Set problem:
Leaving the pictures aside, transcribe every line below exactly.

Given records:
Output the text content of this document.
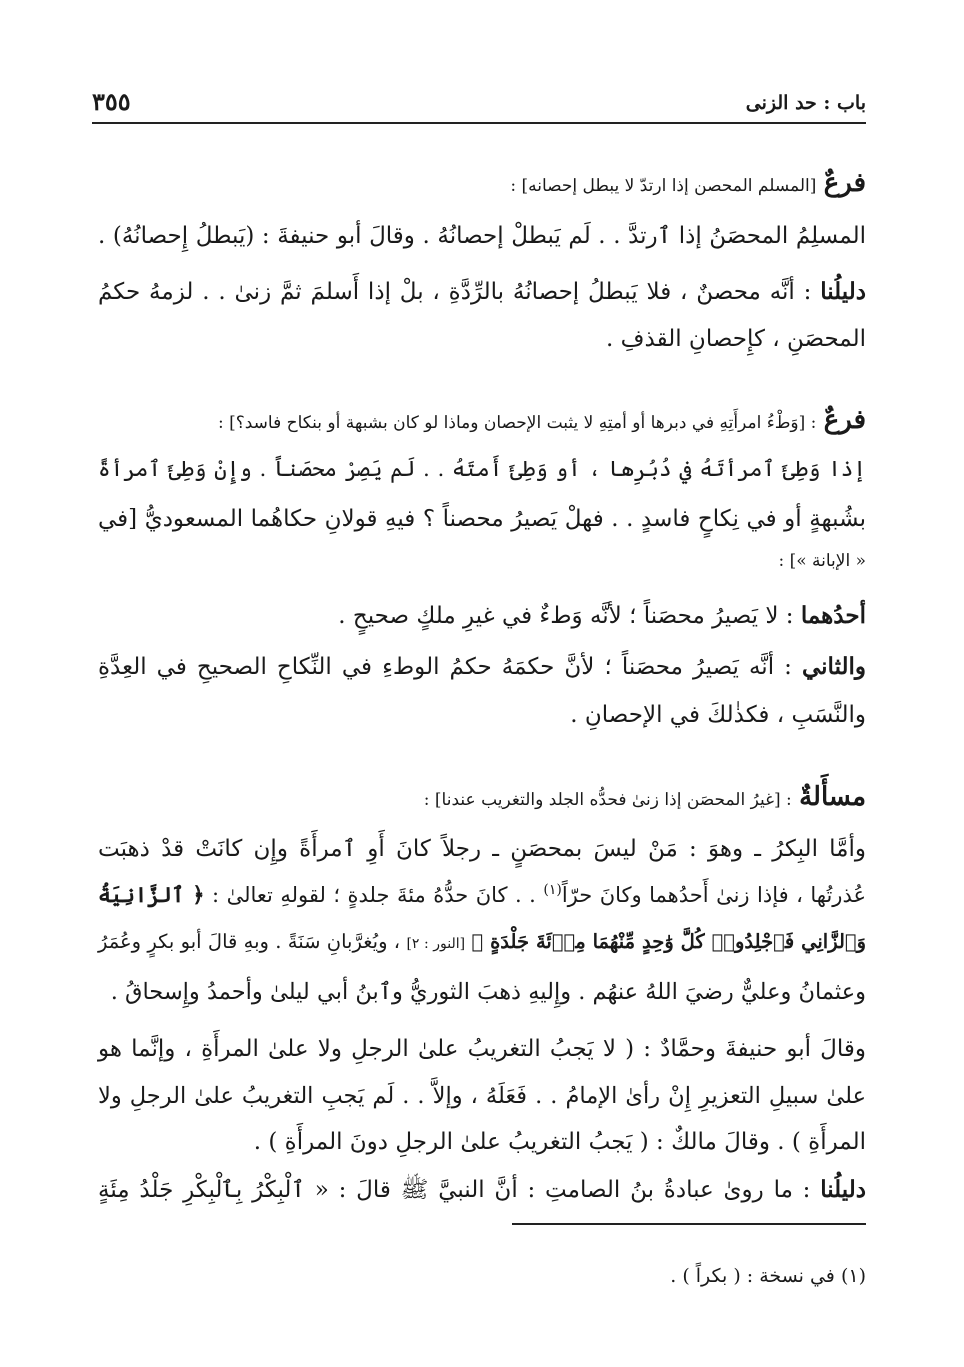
باب : حد الزنى
٣٥٥
فرعٌ [المسلم المحصن إذا ارتدّ لا يبطل إحصانه] :
المسلِمُ المحصَنُ إذا ٱرتدَّ . . لَم يَبطلْ إحصانُهُ . وقالَ أبو حنيفةَ : (يَبطلُ إِحصانُهُ) .
دليلُنا : أنَّه محصنٌ ، فلا يَبطلُ إحصانُهُ بالرِّدَّةِ ، بلْ إذا أَسلمَ ثمَّ زنىٰ . . لزمهُ حكمُ
المحصَنِ ، كإِحصانِ القذفِ .
فرعٌ : [وَطْءُ امرأَتِهِ في دبرها أو أمتِهِ لا يثبت الإحصان وماذا لو كان بشبهة أو بنكاح فاسد؟] :
إذا وَطِئَ ٱمرأتَهُ في دُبُرِها ، أو وَطِئَ أَمتَهُ . . لَم يَصِرْ محصَناً . وإِنْ وَطِئَ ٱمرأةً
بشُبهةٍ أو في نِكاحٍ فاسدٍ . . فهلْ يَصيرُ محصناً ؟ فيهِ قولانِ حكاهُما المسعوديُّ [في
« الإبانة »] :
أحدُهما : لا يَصيرُ محصَناً ؛ لأنَّه وَطءٌ في غيرِ ملكٍ صحيحٍ .
والثاني : أنَّه يَصيرُ محصَناً ؛ لأنَّ حكمَهُ حكمُ الوطءِ في النِّكاحِ الصحيحِ في العِدَّةِ
والنَّسَبِ ، فكذٰلكَ في الإحصانِ .
مسأَلةٌ : [غيرُ المحصَن إذا زنىٰ فحدُّه الجلد والتغريب عندنا] :
وأمَّا البِكرُ ـ وهوَ : مَنْ ليسَ بمحصَنٍ ـ رجلاً كانَ أَوِ ٱمرأَةً وإِن كانَتْ قدْ ذهبَت
عُذرتُها ، فإذا زنىٰ أَحدُهما وكانَ حرّاً$^{(١)}$ . . كانَ حدُّهُ مئةَ جلدةٍ ؛ لقولهِ تعالىٰ : ﴿ ٱلزَّانِيَةُ
وَٱلزَّانِي فَٱجْلِدُوا۟ كُلَّ وَٰحِدٍ مِّنْهُمَا مِا۟ئَةَ جَلْدَةٍ ﴾ [النور : ٢] ، ويُغرَّبانِ سَنَةً . وبهِ قالَ أبو بكرٍ وعُمَرُ
وعثمانُ وعليٌّ رضيَ اللهُ عنهُم . وإِليهِ ذهبَ الثوريُّ وٱبنُ أبي ليلىٰ وأحمدُ وإِسحاقُ .
وقالَ أبو حنيفةَ وحمَّادٌ : ( لا يَجبُ التغريبُ علىٰ الرجلِ ولا علىٰ المرأَةِ ، وإنَّما هو
علىٰ سبيلِ التعزيرِ إِنْ رأىٰ الإمامُ . . فَعَلَهُ ، وإلاَّ . . لَم يَجبِ التغريبُ علىٰ الرجلِ ولا
المرأَةِ ) . وقالَ مالكٌ : ( يَجبُ التغريبُ علىٰ الرجلِ دونَ المرأَةِ ) .
دليلُنا : ما روىٰ عبادةُ بنُ الصامتِ : أنَّ النبيَّ ﷺ قالَ : « ٱلْبِكْرُ بِٱلْبِكْرِ جَلْدُ مِئَةٍ
(١) في نسخة : ( بكراً ) .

Solution:
Output the text content of this document.
باب : حد الزنى
٣٥٥
فرعٌ [المسلم المحصن إذا ارتدّ لا يبطل إحصانه] :
المسلِمُ المحصَنُ إذا ٱرتدَّ . . لَم يَبطلْ إحصانُهُ . وقالَ أبو حنيفةَ : (يَبطلُ إِحصانُهُ) .
دليلُنا : أنَّه محصنٌ ، فلا يَبطلُ إحصانُهُ بالرِّدَّةِ ، بلْ إذا أَسلمَ ثمَّ زنىٰ . . لزمهُ حكمُ
المحصَنِ ، كإِحصانِ القذفِ .
فرعٌ : [وَطْءُ امرأَتِهِ في دبرها أو أمتِهِ لا يثبت الإحصان وماذا لو كان بشبهة أو بنكاح فاسد؟] :
إذا وَطِئَ ٱمرأتَهُ في دُبُرِها ، أو وَطِئَ أَمتَهُ . . لَم يَصِرْ محصَناً . وإِنْ وَطِئَ ٱمرأةً
بشُبهةٍ أو في نِكاحٍ فاسدٍ . . فهلْ يَصيرُ محصناً ؟ فيهِ قولانِ حكاهُما المسعوديُّ [في
« الإبانة »] :
أحدُهما : لا يَصيرُ محصَناً ؛ لأنَّه وَطءٌ في غيرِ ملكٍ صحيحٍ .
والثاني : أنَّه يَصيرُ محصَناً ؛ لأنَّ حكمَهُ حكمُ الوطءِ في النِّكاحِ الصحيحِ في العِدَّةِ
والنَّسَبِ ، فكذٰلكَ في الإحصانِ .
مسأَلةٌ : [غيرُ المحصَن إذا زنىٰ فحدُّه الجلد والتغريب عندنا] :
وأمَّا البِكرُ ـ وهوَ : مَنْ ليسَ بمحصَنٍ ـ رجلاً كانَ أَوِ ٱمرأَةً وإِن كانَتْ قدْ ذهبَت
عُذرتُها ، فإذا زنىٰ أَحدُهما وكانَ حرّاً$^{(١)}$ . . كانَ حدُّهُ مئةَ جلدةٍ ؛ لقولهِ تعالىٰ : ﴿ ٱلزَّانِيَةُ
وَٱلزَّانِي فَٱجْلِدُوا۟ كُلَّ وَٰحِدٍ مِّنْهُمَا مِا۟ئَةَ جَلْدَةٍ ﴾ [النور : ٢] ، ويُغرَّبانِ سَنَةً . وبهِ قالَ أبو بكرٍ وعُمَرُ
وعثمانُ وعليٌّ رضيَ اللهُ عنهُم . وإِليهِ ذهبَ الثوريُّ وٱبنُ أبي ليلىٰ وأحمدُ وإِسحاقُ .
وقالَ أبو حنيفةَ وحمَّادٌ : ( لا يَجبُ التغريبُ علىٰ الرجلِ ولا علىٰ المرأَةِ ، وإنَّما هو
علىٰ سبيلِ التعزيرِ إِنْ رأىٰ الإمامُ . . فَعَلَهُ ، وإلاَّ . . لَم يَجبِ التغريبُ علىٰ الرجلِ ولا
المرأَةِ ) . وقالَ مالكٌ : ( يَجبُ التغريبُ علىٰ الرجلِ دونَ المرأَةِ ) .
دليلُنا : ما روىٰ عبادةُ بنُ الصامتِ : أنَّ النبيَّ ﷺ قالَ : « ٱلْبِكْرُ بِٱلْبِكْرِ جَلْدُ مِئَةٍ
(١) في نسخة : ( بكراً ) .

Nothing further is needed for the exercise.